Data entries ::

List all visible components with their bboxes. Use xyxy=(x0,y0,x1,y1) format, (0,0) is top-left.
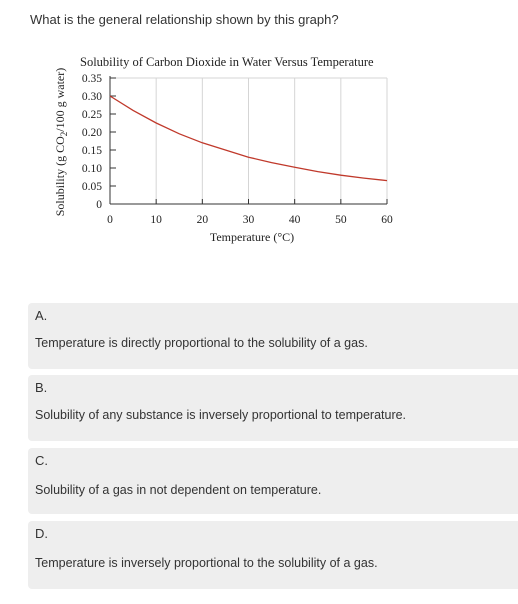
chart-title: Solubility of Carbon Dioxide in Water Ve… xyxy=(80,55,374,69)
option-b-letter: B. xyxy=(35,380,48,395)
chart-grid xyxy=(110,77,388,204)
chart-y-axis-label: Solubility (g CO2/100 g water) xyxy=(53,68,69,217)
solubility-chart: Solubility of Carbon Dioxide in Water Ve… xyxy=(0,0,518,300)
y-tick-label: 0.10 xyxy=(82,163,102,175)
x-tick-label: 0 xyxy=(107,214,113,226)
option-c[interactable]: C. Solubility of a gas in not dependent … xyxy=(28,448,518,514)
y-tick-label: 0.05 xyxy=(82,181,102,193)
x-tick-label: 60 xyxy=(381,214,393,226)
y-tick-label: 0.20 xyxy=(82,127,102,139)
chart-ticks: 0 0.05 0.10 0.15 0.20 0.25 0.30 0.35 0 10 20 30 40 50… xyxy=(82,73,393,226)
series-line xyxy=(109,95,388,182)
option-b[interactable]: B. Solubility of any substance is invers… xyxy=(28,375,518,441)
chart-series xyxy=(109,95,388,182)
chart-svg: Solubility of Carbon Dioxide in Water Ve… xyxy=(53,55,393,244)
y-tick-label: 0 xyxy=(96,199,102,211)
y-tick-label: 0.15 xyxy=(82,145,102,157)
x-tick-label: 50 xyxy=(335,214,347,226)
option-c-text: Solubility of a gas in not dependent on … xyxy=(35,483,322,497)
x-tick-label: 30 xyxy=(243,214,255,226)
y-tick-label: 0.35 xyxy=(82,73,102,85)
question-text: What is the general relationship shown b… xyxy=(30,12,339,27)
option-d[interactable]: D. Temperature is inversely proportional… xyxy=(28,521,518,589)
option-d-text: Temperature is inversely proportional to… xyxy=(35,556,378,570)
x-tick-label: 40 xyxy=(289,214,301,226)
chart-x-axis-label: Temperature (°C) xyxy=(210,230,294,244)
x-tick-label: 20 xyxy=(197,214,209,226)
option-d-letter: D. xyxy=(35,526,48,541)
option-c-letter: C. xyxy=(35,453,48,468)
y-tick-label: 0.30 xyxy=(82,91,102,103)
option-b-text: Solubility of any substance is inversely… xyxy=(35,408,407,422)
option-a[interactable]: A. Temperature is directly proportional … xyxy=(28,303,518,369)
option-a-text: Temperature is directly proportional to … xyxy=(35,336,368,350)
x-tick-label: 10 xyxy=(150,214,162,226)
option-a-letter: A. xyxy=(35,308,48,323)
y-tick-label: 0.25 xyxy=(82,109,102,121)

What this task involves ::
Reproduce the data above verbatim, line by line, omitting the picture.

Task response ::
List all visible components with their bboxes. Use xyxy=(x0,y0,x1,y1) format, (0,0) is top-left.
chart-title: Solubility of Carbon Dioxide in Water Ve… xyxy=(80,55,374,69)
option-b-letter: B. xyxy=(35,380,48,395)
chart-grid xyxy=(110,77,388,204)
chart-y-axis-label: Solubility (g CO2/100 g water) xyxy=(53,68,69,217)
solubility-chart: Solubility of Carbon Dioxide in Water Ve… xyxy=(0,0,518,300)
y-tick-label: 0.10 xyxy=(82,163,102,175)
x-tick-label: 0 xyxy=(107,214,113,226)
option-c[interactable]: C. Solubility of a gas in not dependent … xyxy=(28,448,518,514)
y-tick-label: 0.05 xyxy=(82,181,102,193)
x-tick-label: 60 xyxy=(381,214,393,226)
y-tick-label: 0.20 xyxy=(82,127,102,139)
chart-ticks: 0 0.05 0.10 0.15 0.20 0.25 0.30 0.35 0 10 20 30 40 50… xyxy=(82,73,393,226)
series-line xyxy=(109,95,388,182)
option-b[interactable]: B. Solubility of any substance is invers… xyxy=(28,375,518,441)
chart-series xyxy=(109,95,388,182)
chart-svg: Solubility of Carbon Dioxide in Water Ve… xyxy=(53,55,393,244)
y-tick-label: 0 xyxy=(96,199,102,211)
y-tick-label: 0.15 xyxy=(82,145,102,157)
x-tick-label: 50 xyxy=(335,214,347,226)
option-c-text: Solubility of a gas in not dependent on … xyxy=(35,483,322,497)
x-tick-label: 30 xyxy=(243,214,255,226)
y-tick-label: 0.35 xyxy=(82,73,102,85)
question-text: What is the general relationship shown b… xyxy=(30,12,339,27)
option-d[interactable]: D. Temperature is inversely proportional… xyxy=(28,521,518,589)
option-d-text: Temperature is inversely proportional to… xyxy=(35,556,378,570)
x-tick-label: 40 xyxy=(289,214,301,226)
chart-x-axis-label: Temperature (°C) xyxy=(210,230,294,244)
x-tick-label: 20 xyxy=(197,214,209,226)
option-d-letter: D. xyxy=(35,526,48,541)
option-c-letter: C. xyxy=(35,453,48,468)
y-tick-label: 0.30 xyxy=(82,91,102,103)
option-b-text: Solubility of any substance is inversely… xyxy=(35,408,407,422)
option-a[interactable]: A. Temperature is directly proportional … xyxy=(28,303,518,369)
option-a-text: Temperature is directly proportional to … xyxy=(35,336,368,350)
x-tick-label: 10 xyxy=(150,214,162,226)
option-a-letter: A. xyxy=(35,308,48,323)
y-tick-label: 0.25 xyxy=(82,109,102,121)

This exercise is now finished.